= Written exercise =
Reproduce the records below exactly, leaving out any pictures.
* START Data supplied *
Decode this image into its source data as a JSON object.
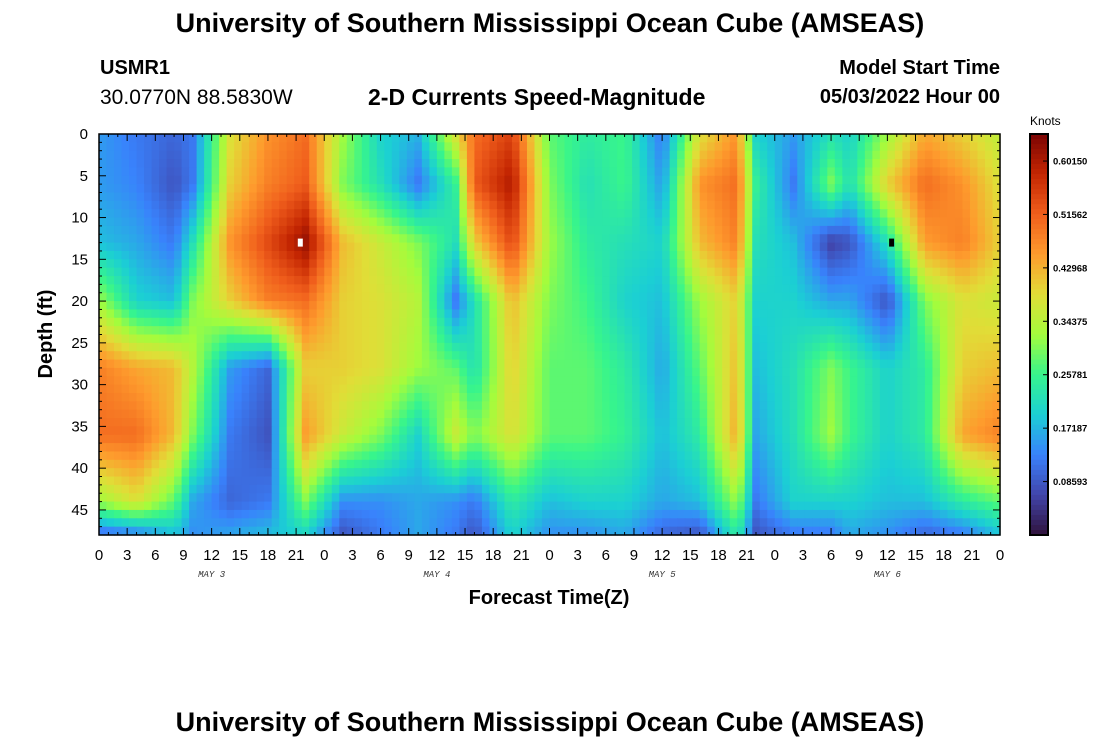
{
  "header": {
    "title": "University of Southern Mississippi Ocean Cube (AMSEAS)",
    "station_id": "USMR1",
    "station_coords": "30.0770N  88.5830W",
    "chart_title": "2-D Currents Speed-Magnitude",
    "model_start_label": "Model Start Time",
    "model_start_value": "05/03/2022 Hour 00"
  },
  "footer": {
    "title": "University of Southern Mississippi Ocean Cube (AMSEAS)"
  },
  "chart_data": {
    "type": "heatmap",
    "title": "2-D Currents Speed-Magnitude",
    "xlabel": "Forecast Time(Z)",
    "ylabel": "Depth (ft)",
    "x_ticks": [
      "0",
      "3",
      "6",
      "9",
      "12",
      "15",
      "18",
      "21",
      "0",
      "3",
      "6",
      "9",
      "12",
      "15",
      "18",
      "21",
      "0",
      "3",
      "6",
      "9",
      "12",
      "15",
      "18",
      "21",
      "0",
      "3",
      "6",
      "9",
      "12",
      "15",
      "18",
      "21",
      "0"
    ],
    "x_range_hours": [
      0,
      96
    ],
    "day_labels": [
      "MAY 3",
      "MAY 4",
      "MAY 5",
      "MAY 6"
    ],
    "y_ticks": [
      0,
      5,
      10,
      15,
      20,
      25,
      30,
      35,
      40,
      45
    ],
    "ylim": [
      0,
      48
    ],
    "colorbar": {
      "unit": "Knots",
      "labels": [
        "0.60150",
        "0.51562",
        "0.42968",
        "0.34375",
        "0.25781",
        "0.17187",
        "0.08593"
      ],
      "label_values": [
        0.6015,
        0.51562,
        0.42968,
        0.34375,
        0.25781,
        0.17187,
        0.08593
      ],
      "range": [
        0.0,
        0.645
      ],
      "colormap": "turbo"
    },
    "depths_ft": [
      0,
      6,
      13,
      20,
      28,
      36,
      44,
      48
    ],
    "times_h": [
      0,
      4,
      8,
      10,
      14,
      18,
      22,
      26,
      30,
      34,
      38,
      40,
      44,
      48,
      52,
      56,
      60,
      64,
      68,
      70,
      74,
      78,
      80,
      84,
      88,
      92,
      96
    ],
    "speed_knots": [
      [
        0.15,
        0.12,
        0.1,
        0.12,
        0.38,
        0.46,
        0.5,
        0.32,
        0.2,
        0.17,
        0.38,
        0.5,
        0.55,
        0.28,
        0.24,
        0.26,
        0.12,
        0.38,
        0.46,
        0.2,
        0.15,
        0.22,
        0.2,
        0.32,
        0.44,
        0.4,
        0.35
      ],
      [
        0.15,
        0.13,
        0.08,
        0.12,
        0.4,
        0.48,
        0.52,
        0.3,
        0.22,
        0.12,
        0.25,
        0.52,
        0.6,
        0.3,
        0.22,
        0.26,
        0.15,
        0.46,
        0.5,
        0.25,
        0.12,
        0.3,
        0.22,
        0.4,
        0.5,
        0.46,
        0.38
      ],
      [
        0.18,
        0.16,
        0.12,
        0.22,
        0.46,
        0.54,
        0.62,
        0.42,
        0.36,
        0.3,
        0.22,
        0.4,
        0.54,
        0.32,
        0.24,
        0.22,
        0.2,
        0.42,
        0.48,
        0.22,
        0.18,
        0.06,
        0.08,
        0.22,
        0.45,
        0.48,
        0.4
      ],
      [
        0.32,
        0.2,
        0.18,
        0.3,
        0.4,
        0.48,
        0.5,
        0.4,
        0.38,
        0.34,
        0.12,
        0.22,
        0.42,
        0.3,
        0.26,
        0.2,
        0.18,
        0.32,
        0.4,
        0.2,
        0.2,
        0.16,
        0.16,
        0.08,
        0.3,
        0.38,
        0.36
      ],
      [
        0.48,
        0.44,
        0.42,
        0.34,
        0.15,
        0.1,
        0.4,
        0.4,
        0.38,
        0.32,
        0.28,
        0.22,
        0.4,
        0.28,
        0.28,
        0.24,
        0.16,
        0.28,
        0.42,
        0.18,
        0.22,
        0.3,
        0.26,
        0.2,
        0.24,
        0.4,
        0.42
      ],
      [
        0.5,
        0.5,
        0.42,
        0.3,
        0.12,
        0.08,
        0.45,
        0.36,
        0.3,
        0.2,
        0.36,
        0.3,
        0.38,
        0.28,
        0.28,
        0.25,
        0.18,
        0.24,
        0.44,
        0.16,
        0.22,
        0.32,
        0.26,
        0.2,
        0.24,
        0.44,
        0.48
      ],
      [
        0.32,
        0.38,
        0.28,
        0.16,
        0.1,
        0.12,
        0.3,
        0.14,
        0.14,
        0.16,
        0.14,
        0.12,
        0.24,
        0.18,
        0.2,
        0.2,
        0.16,
        0.18,
        0.32,
        0.12,
        0.2,
        0.2,
        0.2,
        0.18,
        0.18,
        0.24,
        0.28
      ],
      [
        0.1,
        0.12,
        0.18,
        0.14,
        0.16,
        0.18,
        0.2,
        0.08,
        0.12,
        0.16,
        0.12,
        0.08,
        0.2,
        0.14,
        0.14,
        0.16,
        0.1,
        0.08,
        0.24,
        0.08,
        0.12,
        0.12,
        0.16,
        0.14,
        0.1,
        0.12,
        0.18
      ]
    ],
    "markers": [
      {
        "time_h": 21.5,
        "depth_ft": 13,
        "color": "#ffffff"
      },
      {
        "time_h": 84.5,
        "depth_ft": 13,
        "color": "#000000"
      }
    ]
  }
}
* END Data supplied *
= Output =
Decode this image into its source data as a JSON object.
{
  "header": {
    "title": "University of Southern Mississippi Ocean Cube (AMSEAS)",
    "station_id": "USMR1",
    "station_coords": "30.0770N  88.5830W",
    "chart_title": "2-D Currents Speed-Magnitude",
    "model_start_label": "Model Start Time",
    "model_start_value": "05/03/2022 Hour 00"
  },
  "footer": {
    "title": "University of Southern Mississippi Ocean Cube (AMSEAS)"
  },
  "chart_data": {
    "type": "heatmap",
    "title": "2-D Currents Speed-Magnitude",
    "xlabel": "Forecast Time(Z)",
    "ylabel": "Depth (ft)",
    "x_ticks": [
      "0",
      "3",
      "6",
      "9",
      "12",
      "15",
      "18",
      "21",
      "0",
      "3",
      "6",
      "9",
      "12",
      "15",
      "18",
      "21",
      "0",
      "3",
      "6",
      "9",
      "12",
      "15",
      "18",
      "21",
      "0",
      "3",
      "6",
      "9",
      "12",
      "15",
      "18",
      "21",
      "0"
    ],
    "x_range_hours": [
      0,
      96
    ],
    "day_labels": [
      "MAY 3",
      "MAY 4",
      "MAY 5",
      "MAY 6"
    ],
    "y_ticks": [
      0,
      5,
      10,
      15,
      20,
      25,
      30,
      35,
      40,
      45
    ],
    "ylim": [
      0,
      48
    ],
    "colorbar": {
      "unit": "Knots",
      "labels": [
        "0.60150",
        "0.51562",
        "0.42968",
        "0.34375",
        "0.25781",
        "0.17187",
        "0.08593"
      ],
      "label_values": [
        0.6015,
        0.51562,
        0.42968,
        0.34375,
        0.25781,
        0.17187,
        0.08593
      ],
      "range": [
        0.0,
        0.645
      ],
      "colormap": "turbo"
    },
    "depths_ft": [
      0,
      6,
      13,
      20,
      28,
      36,
      44,
      48
    ],
    "times_h": [
      0,
      4,
      8,
      10,
      14,
      18,
      22,
      26,
      30,
      34,
      38,
      40,
      44,
      48,
      52,
      56,
      60,
      64,
      68,
      70,
      74,
      78,
      80,
      84,
      88,
      92,
      96
    ],
    "speed_knots": [
      [
        0.15,
        0.12,
        0.1,
        0.12,
        0.38,
        0.46,
        0.5,
        0.32,
        0.2,
        0.17,
        0.38,
        0.5,
        0.55,
        0.28,
        0.24,
        0.26,
        0.12,
        0.38,
        0.46,
        0.2,
        0.15,
        0.22,
        0.2,
        0.32,
        0.44,
        0.4,
        0.35
      ],
      [
        0.15,
        0.13,
        0.08,
        0.12,
        0.4,
        0.48,
        0.52,
        0.3,
        0.22,
        0.12,
        0.25,
        0.52,
        0.6,
        0.3,
        0.22,
        0.26,
        0.15,
        0.46,
        0.5,
        0.25,
        0.12,
        0.3,
        0.22,
        0.4,
        0.5,
        0.46,
        0.38
      ],
      [
        0.18,
        0.16,
        0.12,
        0.22,
        0.46,
        0.54,
        0.62,
        0.42,
        0.36,
        0.3,
        0.22,
        0.4,
        0.54,
        0.32,
        0.24,
        0.22,
        0.2,
        0.42,
        0.48,
        0.22,
        0.18,
        0.06,
        0.08,
        0.22,
        0.45,
        0.48,
        0.4
      ],
      [
        0.32,
        0.2,
        0.18,
        0.3,
        0.4,
        0.48,
        0.5,
        0.4,
        0.38,
        0.34,
        0.12,
        0.22,
        0.42,
        0.3,
        0.26,
        0.2,
        0.18,
        0.32,
        0.4,
        0.2,
        0.2,
        0.16,
        0.16,
        0.08,
        0.3,
        0.38,
        0.36
      ],
      [
        0.48,
        0.44,
        0.42,
        0.34,
        0.15,
        0.1,
        0.4,
        0.4,
        0.38,
        0.32,
        0.28,
        0.22,
        0.4,
        0.28,
        0.28,
        0.24,
        0.16,
        0.28,
        0.42,
        0.18,
        0.22,
        0.3,
        0.26,
        0.2,
        0.24,
        0.4,
        0.42
      ],
      [
        0.5,
        0.5,
        0.42,
        0.3,
        0.12,
        0.08,
        0.45,
        0.36,
        0.3,
        0.2,
        0.36,
        0.3,
        0.38,
        0.28,
        0.28,
        0.25,
        0.18,
        0.24,
        0.44,
        0.16,
        0.22,
        0.32,
        0.26,
        0.2,
        0.24,
        0.44,
        0.48
      ],
      [
        0.32,
        0.38,
        0.28,
        0.16,
        0.1,
        0.12,
        0.3,
        0.14,
        0.14,
        0.16,
        0.14,
        0.12,
        0.24,
        0.18,
        0.2,
        0.2,
        0.16,
        0.18,
        0.32,
        0.12,
        0.2,
        0.2,
        0.2,
        0.18,
        0.18,
        0.24,
        0.28
      ],
      [
        0.1,
        0.12,
        0.18,
        0.14,
        0.16,
        0.18,
        0.2,
        0.08,
        0.12,
        0.16,
        0.12,
        0.08,
        0.2,
        0.14,
        0.14,
        0.16,
        0.1,
        0.08,
        0.24,
        0.08,
        0.12,
        0.12,
        0.16,
        0.14,
        0.1,
        0.12,
        0.18
      ]
    ],
    "markers": [
      {
        "time_h": 21.5,
        "depth_ft": 13,
        "color": "#ffffff"
      },
      {
        "time_h": 84.5,
        "depth_ft": 13,
        "color": "#000000"
      }
    ]
  }
}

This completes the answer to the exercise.